Oh, and I thought you've known for a long time that the PTB would reflate and print Chinese solars to profitability.
Oh well...I came here to see the car crash - and got it...
Leo perhaps you would be kind enough to back that statement up with facts and data. I do know that Krugman supports that perspective.
With high unemployment, or more accurately a high number of applicants for every open job, there is little to no wage inflation. Wage inflation is a positive outcome for wage earners and is the only real way for most people to keep up with the rising cost of goods. We can certainly have price inflation (or whatever classical inflation is) without wage inflation. And this is what causes riots.
I believe the Federal Reserve wants to avoid wage inflation at all cost, and I also believe the best way to insure this is by having a monetary policy that keeps unemployement high. I agree significant wage inflation could kick start hyperinflation.
Home prices deflating, necessities of life inflating, salaries stagnant. Yeah, that's good.
For the last 30 years we have inflated assets (real estate, equities etc) with leverage via a DEBT BASED FIAT CURRENCY and a fractional reserve lending system. Now the "powers that be" are trying to maintain status quo. Its not going to happen unless they can monetize ALL the debt (money we don't have). The cash in circulation is only a fraction of the debt laden system. These inflated asset values cannot remain inflated (with money we don't have) forever. The Fed's desperation is evident but in the bigger picture will not change the course of what will happen. Credit INFLATES and DEBT DEFLATES. We have too much debt. The FED cannot control the entire economy, it can only influence it. The Fed's only asset is the PUMP and there is plenty of evidence that the pump has blown a gaskit and the economic bubble has burst.

========

» **Given exercise A**:
In the inflation comments, what is named as the Fed's only asset?
The comments and the listing that follows them are unrelated to each other.

[Layout region records]
========

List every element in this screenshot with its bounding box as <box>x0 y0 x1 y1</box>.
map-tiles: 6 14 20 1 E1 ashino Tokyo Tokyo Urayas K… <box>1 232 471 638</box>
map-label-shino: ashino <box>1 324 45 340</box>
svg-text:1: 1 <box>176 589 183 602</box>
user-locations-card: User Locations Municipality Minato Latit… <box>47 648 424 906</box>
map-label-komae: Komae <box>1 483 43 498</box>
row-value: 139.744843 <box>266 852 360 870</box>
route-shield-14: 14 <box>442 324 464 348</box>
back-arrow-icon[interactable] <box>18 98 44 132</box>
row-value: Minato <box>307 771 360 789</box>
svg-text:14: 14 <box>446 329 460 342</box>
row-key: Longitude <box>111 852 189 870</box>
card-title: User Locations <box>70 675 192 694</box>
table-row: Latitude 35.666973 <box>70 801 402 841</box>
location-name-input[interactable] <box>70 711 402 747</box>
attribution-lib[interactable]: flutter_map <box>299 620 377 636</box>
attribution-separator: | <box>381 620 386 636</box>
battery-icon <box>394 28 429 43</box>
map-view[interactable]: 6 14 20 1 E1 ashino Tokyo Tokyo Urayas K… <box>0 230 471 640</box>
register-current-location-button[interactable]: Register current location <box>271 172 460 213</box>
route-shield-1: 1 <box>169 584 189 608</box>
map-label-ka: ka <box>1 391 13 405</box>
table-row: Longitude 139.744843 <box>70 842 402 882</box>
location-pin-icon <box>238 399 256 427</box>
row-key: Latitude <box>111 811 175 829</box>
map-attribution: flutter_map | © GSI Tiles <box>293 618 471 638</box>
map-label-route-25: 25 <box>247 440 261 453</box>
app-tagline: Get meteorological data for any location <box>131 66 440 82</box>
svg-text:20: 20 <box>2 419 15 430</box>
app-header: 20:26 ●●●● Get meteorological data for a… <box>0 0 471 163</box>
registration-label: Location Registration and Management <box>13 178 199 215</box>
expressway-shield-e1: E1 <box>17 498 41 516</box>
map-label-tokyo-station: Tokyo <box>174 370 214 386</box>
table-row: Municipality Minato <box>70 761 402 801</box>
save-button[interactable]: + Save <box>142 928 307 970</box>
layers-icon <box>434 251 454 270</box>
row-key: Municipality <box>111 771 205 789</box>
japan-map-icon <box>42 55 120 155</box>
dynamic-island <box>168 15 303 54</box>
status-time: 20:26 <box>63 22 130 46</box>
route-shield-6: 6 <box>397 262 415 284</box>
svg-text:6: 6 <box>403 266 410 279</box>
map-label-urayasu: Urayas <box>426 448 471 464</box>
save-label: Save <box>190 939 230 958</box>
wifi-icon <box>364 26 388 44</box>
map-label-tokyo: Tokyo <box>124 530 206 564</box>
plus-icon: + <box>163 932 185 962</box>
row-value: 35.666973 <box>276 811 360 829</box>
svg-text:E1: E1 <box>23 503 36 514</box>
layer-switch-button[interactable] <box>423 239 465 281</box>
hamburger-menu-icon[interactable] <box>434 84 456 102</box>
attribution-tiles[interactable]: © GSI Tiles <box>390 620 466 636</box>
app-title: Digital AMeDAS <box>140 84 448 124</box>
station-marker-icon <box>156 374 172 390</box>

========

» **Given exercise B**:
Edit the part of the listing that opens with its first line and closes with the line containing "layers-icon <box>434 251 454 270</box>", replacing "table-row" with "data-row" and leaving everything else unchanged. Return only those lines.

» **Result A**:
The pump.

» **Result B**:
List every element in this screenshot with its bounding box as <box>x0 y0 x1 y1</box>.
map-tiles: 6 14 20 1 E1 ashino Tokyo Tokyo Urayas K… <box>1 232 471 638</box>
map-label-shino: ashino <box>1 324 45 340</box>
svg-text:1: 1 <box>176 589 183 602</box>
user-locations-card: User Locations Municipality Minato Latit… <box>47 648 424 906</box>
map-label-komae: Komae <box>1 483 43 498</box>
row-value: 139.744843 <box>266 852 360 870</box>
route-shield-14: 14 <box>442 324 464 348</box>
back-arrow-icon[interactable] <box>18 98 44 132</box>
row-value: Minato <box>307 771 360 789</box>
svg-text:14: 14 <box>446 329 460 342</box>
row-key: Longitude <box>111 852 189 870</box>
card-title: User Locations <box>70 675 192 694</box>
data-row: Latitude 35.666973 <box>70 801 402 841</box>
location-name-input[interactable] <box>70 711 402 747</box>
attribution-lib[interactable]: flutter_map <box>299 620 377 636</box>
attribution-separator: | <box>381 620 386 636</box>
battery-icon <box>394 28 429 43</box>
map-view[interactable]: 6 14 20 1 E1 ashino Tokyo Tokyo Urayas K… <box>0 230 471 640</box>
register-current-location-button[interactable]: Register current location <box>271 172 460 213</box>
route-shield-1: 1 <box>169 584 189 608</box>
map-label-ka: ka <box>1 391 13 405</box>
data-row: Longitude 139.744843 <box>70 842 402 882</box>
location-pin-icon <box>238 399 256 427</box>
row-key: Latitude <box>111 811 175 829</box>
map-attribution: flutter_map | © GSI Tiles <box>293 618 471 638</box>
map-label-route-25: 25 <box>247 440 261 453</box>
app-tagline: Get meteorological data for any location <box>131 66 440 82</box>
svg-text:20: 20 <box>2 419 15 430</box>
app-header: 20:26 ●●●● Get meteorological data for a… <box>0 0 471 163</box>
registration-label: Location Registration and Management <box>13 178 199 215</box>
expressway-shield-e1: E1 <box>17 498 41 516</box>
map-label-tokyo-station: Tokyo <box>174 370 214 386</box>
data-row: Municipality Minato <box>70 761 402 801</box>
save-button[interactable]: + Save <box>142 928 307 970</box>
layers-icon <box>434 251 454 270</box>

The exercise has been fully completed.